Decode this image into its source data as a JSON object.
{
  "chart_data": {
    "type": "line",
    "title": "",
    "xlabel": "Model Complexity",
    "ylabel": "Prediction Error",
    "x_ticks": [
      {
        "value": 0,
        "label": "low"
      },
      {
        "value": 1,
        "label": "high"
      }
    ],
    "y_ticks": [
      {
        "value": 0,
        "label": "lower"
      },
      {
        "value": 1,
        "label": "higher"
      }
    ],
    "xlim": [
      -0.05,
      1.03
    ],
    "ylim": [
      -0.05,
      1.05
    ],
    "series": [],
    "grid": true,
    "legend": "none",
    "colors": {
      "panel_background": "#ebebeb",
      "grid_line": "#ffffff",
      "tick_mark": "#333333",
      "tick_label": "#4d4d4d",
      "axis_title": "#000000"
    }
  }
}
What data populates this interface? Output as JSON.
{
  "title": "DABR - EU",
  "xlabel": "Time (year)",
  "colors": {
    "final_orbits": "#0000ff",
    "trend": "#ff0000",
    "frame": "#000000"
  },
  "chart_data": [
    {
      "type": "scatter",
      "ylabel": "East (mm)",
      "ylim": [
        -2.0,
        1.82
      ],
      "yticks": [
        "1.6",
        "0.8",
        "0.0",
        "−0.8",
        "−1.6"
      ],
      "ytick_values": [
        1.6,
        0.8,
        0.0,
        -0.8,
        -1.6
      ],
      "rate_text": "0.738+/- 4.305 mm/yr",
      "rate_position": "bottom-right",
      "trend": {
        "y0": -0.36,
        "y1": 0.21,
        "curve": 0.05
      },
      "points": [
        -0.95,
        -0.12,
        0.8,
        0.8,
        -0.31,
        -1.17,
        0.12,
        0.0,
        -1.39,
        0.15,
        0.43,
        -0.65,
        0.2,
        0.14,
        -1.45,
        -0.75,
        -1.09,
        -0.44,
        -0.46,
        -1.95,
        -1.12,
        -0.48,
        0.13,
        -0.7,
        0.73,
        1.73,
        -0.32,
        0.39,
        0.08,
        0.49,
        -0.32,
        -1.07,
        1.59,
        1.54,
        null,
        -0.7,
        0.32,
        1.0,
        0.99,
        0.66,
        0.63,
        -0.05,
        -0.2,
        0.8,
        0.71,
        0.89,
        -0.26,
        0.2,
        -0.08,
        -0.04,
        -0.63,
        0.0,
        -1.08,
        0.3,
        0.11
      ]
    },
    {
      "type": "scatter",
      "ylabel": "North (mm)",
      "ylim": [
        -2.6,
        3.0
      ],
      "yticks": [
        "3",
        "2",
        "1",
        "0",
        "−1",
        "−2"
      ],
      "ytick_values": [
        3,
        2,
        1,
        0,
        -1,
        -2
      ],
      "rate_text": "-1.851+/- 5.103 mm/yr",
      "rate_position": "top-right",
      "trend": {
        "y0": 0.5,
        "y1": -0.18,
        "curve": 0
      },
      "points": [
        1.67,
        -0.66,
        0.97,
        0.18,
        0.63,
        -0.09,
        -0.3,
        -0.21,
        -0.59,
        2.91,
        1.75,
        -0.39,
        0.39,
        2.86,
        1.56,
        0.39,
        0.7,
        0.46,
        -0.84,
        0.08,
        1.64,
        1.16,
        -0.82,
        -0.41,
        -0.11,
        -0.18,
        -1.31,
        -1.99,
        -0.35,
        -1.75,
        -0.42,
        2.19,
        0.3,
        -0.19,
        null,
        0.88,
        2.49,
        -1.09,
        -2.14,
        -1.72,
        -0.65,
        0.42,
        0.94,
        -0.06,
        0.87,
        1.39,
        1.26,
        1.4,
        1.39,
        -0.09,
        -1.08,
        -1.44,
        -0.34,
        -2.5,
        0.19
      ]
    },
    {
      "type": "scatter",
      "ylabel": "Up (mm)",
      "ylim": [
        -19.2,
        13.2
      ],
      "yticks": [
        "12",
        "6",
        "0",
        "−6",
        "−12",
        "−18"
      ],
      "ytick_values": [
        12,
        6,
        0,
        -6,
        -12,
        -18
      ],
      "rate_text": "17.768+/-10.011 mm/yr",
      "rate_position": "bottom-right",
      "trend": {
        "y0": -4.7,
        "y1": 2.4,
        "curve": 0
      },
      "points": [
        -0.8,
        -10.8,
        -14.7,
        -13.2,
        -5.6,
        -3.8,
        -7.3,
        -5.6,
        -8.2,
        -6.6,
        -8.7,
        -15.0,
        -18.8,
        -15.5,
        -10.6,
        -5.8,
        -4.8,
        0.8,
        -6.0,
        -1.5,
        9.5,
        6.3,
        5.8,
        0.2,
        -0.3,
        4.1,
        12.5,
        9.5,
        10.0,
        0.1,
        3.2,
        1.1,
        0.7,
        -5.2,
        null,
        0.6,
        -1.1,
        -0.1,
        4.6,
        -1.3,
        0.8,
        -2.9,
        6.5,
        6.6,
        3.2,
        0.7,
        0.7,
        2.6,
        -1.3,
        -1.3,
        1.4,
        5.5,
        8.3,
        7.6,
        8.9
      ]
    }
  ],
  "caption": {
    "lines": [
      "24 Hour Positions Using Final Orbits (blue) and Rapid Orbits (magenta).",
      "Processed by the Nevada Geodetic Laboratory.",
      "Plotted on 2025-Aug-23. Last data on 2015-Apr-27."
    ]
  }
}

□ □ □ □ □

What is being asked – Collect each line holding the string "xlabel".

Full answer –
    "xlabel": "Model Complexity",
  "xlabel": "Time (year)",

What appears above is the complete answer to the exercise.